### Your instructions
Find each line with the string "values" and report it.

### Data supplied

=====

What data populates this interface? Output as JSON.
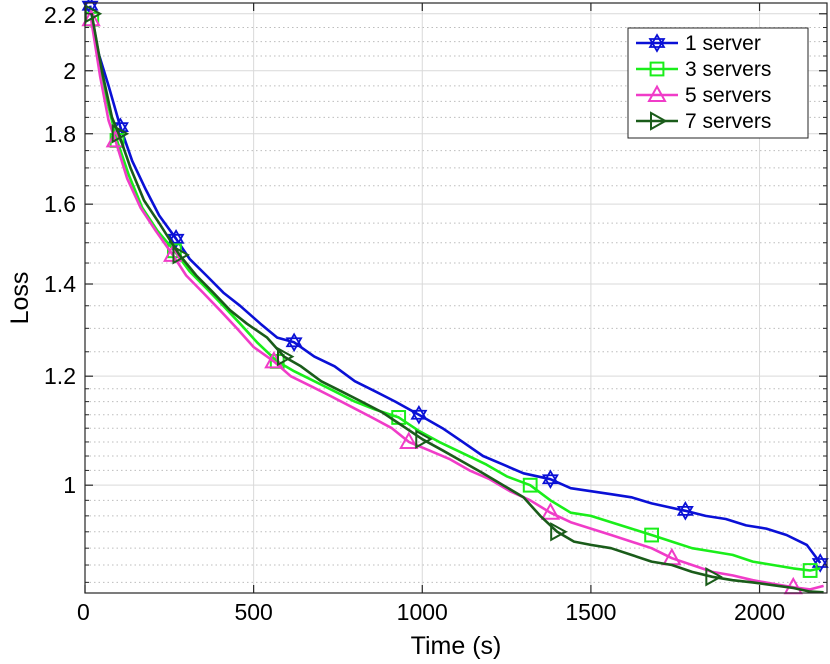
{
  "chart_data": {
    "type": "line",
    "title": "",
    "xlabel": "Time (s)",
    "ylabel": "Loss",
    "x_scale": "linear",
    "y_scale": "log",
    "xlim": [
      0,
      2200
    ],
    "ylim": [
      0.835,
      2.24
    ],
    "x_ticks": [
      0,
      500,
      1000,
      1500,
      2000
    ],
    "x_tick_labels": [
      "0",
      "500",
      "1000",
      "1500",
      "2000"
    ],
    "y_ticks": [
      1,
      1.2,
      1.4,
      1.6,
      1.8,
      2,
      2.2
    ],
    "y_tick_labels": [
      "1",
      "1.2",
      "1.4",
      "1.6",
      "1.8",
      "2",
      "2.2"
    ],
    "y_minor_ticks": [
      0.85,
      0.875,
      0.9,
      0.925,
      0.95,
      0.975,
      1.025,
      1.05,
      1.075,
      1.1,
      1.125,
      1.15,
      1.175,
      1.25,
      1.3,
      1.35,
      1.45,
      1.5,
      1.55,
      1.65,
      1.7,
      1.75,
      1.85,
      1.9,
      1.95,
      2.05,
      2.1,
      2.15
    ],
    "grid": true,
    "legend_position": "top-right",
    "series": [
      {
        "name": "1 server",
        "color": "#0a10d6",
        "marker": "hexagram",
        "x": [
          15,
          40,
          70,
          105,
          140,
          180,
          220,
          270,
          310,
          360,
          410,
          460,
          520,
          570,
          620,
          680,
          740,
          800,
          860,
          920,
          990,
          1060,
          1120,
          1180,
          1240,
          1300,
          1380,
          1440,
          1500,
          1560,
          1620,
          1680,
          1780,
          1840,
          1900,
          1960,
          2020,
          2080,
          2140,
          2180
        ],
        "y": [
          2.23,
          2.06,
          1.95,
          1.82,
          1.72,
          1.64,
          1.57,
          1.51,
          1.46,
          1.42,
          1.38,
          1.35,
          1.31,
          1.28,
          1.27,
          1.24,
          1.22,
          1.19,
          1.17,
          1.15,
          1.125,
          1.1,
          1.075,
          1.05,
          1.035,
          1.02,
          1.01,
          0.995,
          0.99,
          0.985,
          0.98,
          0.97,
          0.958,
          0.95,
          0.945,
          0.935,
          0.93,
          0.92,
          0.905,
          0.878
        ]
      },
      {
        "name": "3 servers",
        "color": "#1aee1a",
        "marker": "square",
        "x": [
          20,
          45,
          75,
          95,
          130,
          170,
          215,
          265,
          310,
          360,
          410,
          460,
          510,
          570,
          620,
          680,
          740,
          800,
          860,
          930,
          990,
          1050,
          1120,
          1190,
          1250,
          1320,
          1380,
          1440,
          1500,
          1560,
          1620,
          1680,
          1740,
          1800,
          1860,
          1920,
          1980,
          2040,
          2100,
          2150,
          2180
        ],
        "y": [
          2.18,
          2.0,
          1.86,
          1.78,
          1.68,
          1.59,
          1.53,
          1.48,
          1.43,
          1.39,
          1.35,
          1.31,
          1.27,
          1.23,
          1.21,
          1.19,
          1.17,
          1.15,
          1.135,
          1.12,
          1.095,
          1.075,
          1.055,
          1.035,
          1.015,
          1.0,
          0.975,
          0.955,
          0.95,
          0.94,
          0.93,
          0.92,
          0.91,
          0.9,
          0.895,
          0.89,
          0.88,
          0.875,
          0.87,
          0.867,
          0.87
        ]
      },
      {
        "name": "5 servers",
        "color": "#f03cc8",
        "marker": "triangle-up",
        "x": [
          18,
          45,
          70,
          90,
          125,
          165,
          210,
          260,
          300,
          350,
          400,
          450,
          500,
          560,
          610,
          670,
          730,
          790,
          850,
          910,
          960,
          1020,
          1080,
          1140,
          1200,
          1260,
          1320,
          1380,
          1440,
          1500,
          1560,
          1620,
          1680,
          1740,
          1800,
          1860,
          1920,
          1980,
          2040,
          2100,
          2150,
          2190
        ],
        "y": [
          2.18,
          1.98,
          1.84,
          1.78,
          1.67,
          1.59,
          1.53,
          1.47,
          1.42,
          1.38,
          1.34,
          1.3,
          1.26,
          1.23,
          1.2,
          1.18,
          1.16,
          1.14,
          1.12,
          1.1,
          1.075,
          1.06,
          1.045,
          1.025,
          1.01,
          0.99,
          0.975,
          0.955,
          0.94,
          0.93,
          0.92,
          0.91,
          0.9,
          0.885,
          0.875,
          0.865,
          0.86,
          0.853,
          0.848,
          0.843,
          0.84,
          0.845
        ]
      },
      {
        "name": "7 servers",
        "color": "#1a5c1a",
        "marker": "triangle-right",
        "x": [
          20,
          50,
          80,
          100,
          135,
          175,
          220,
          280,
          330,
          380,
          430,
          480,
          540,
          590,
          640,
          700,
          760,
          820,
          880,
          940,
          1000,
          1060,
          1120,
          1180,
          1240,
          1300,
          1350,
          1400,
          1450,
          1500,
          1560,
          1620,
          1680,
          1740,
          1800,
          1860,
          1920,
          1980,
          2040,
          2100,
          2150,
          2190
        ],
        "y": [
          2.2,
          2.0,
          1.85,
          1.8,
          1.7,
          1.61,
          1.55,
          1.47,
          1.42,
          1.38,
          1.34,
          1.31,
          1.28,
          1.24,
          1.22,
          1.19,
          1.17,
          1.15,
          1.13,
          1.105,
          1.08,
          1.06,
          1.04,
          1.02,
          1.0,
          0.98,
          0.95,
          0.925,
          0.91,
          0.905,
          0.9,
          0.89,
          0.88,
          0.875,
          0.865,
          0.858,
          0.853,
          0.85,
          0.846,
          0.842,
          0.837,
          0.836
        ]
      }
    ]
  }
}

=====

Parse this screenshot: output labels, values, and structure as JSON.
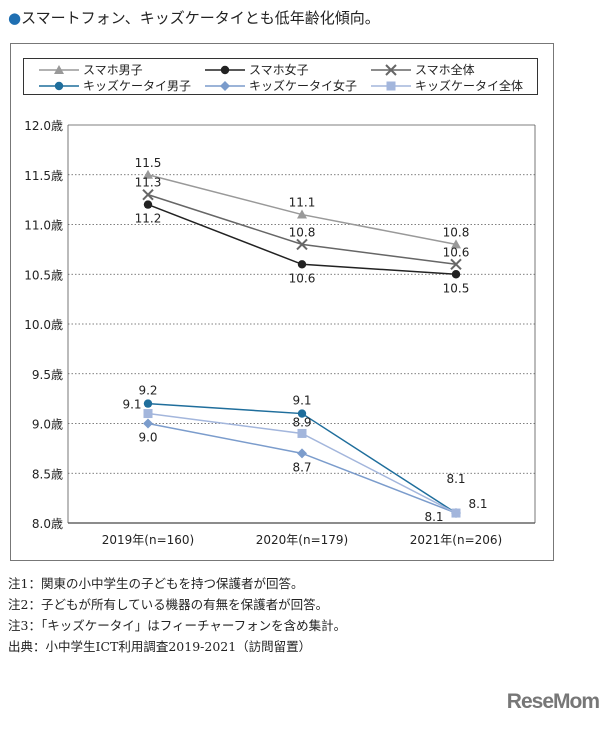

=====

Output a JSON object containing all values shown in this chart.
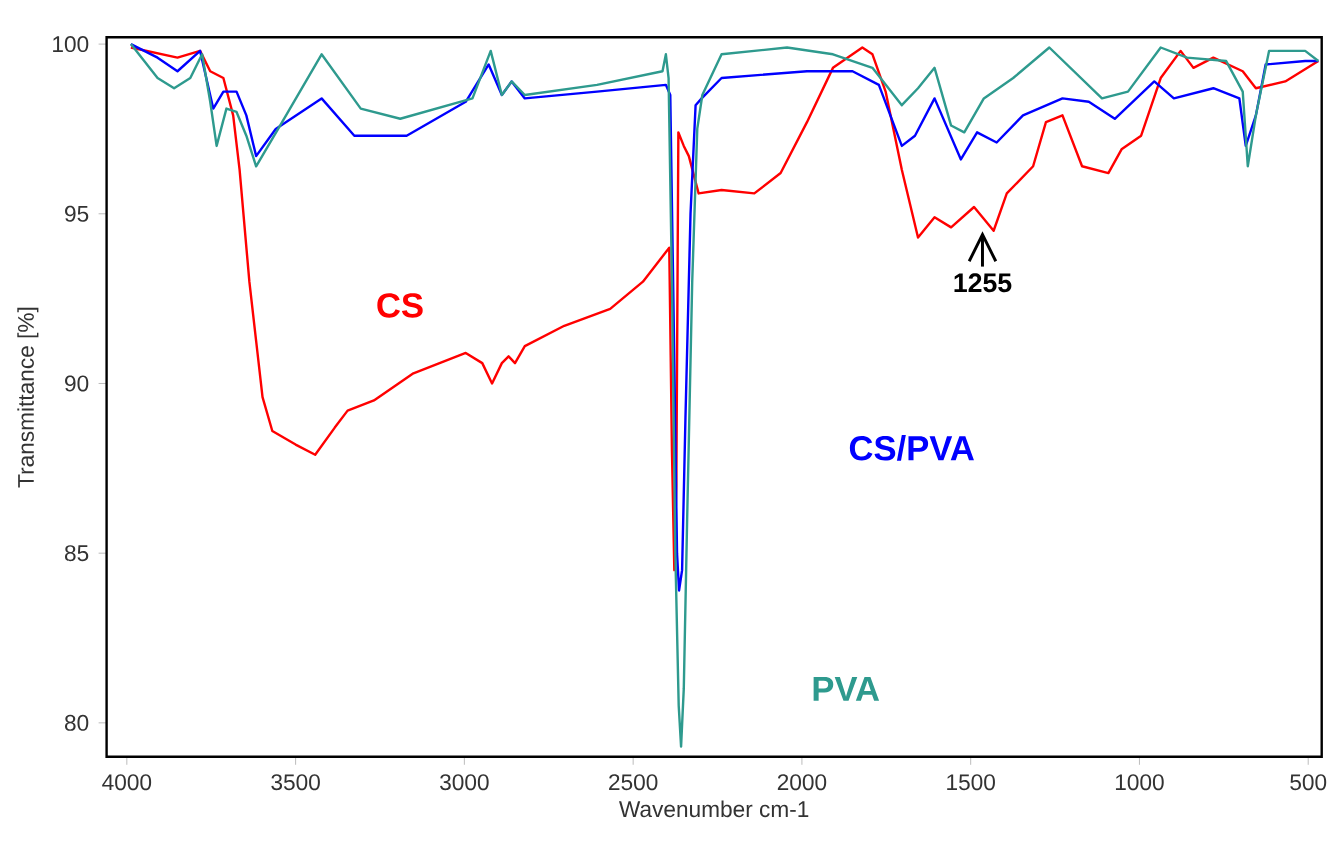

=====

### The result
Parse this screenshot: output labels, values, and structure as JSON.
Output a JSON object containing all values shown in this chart.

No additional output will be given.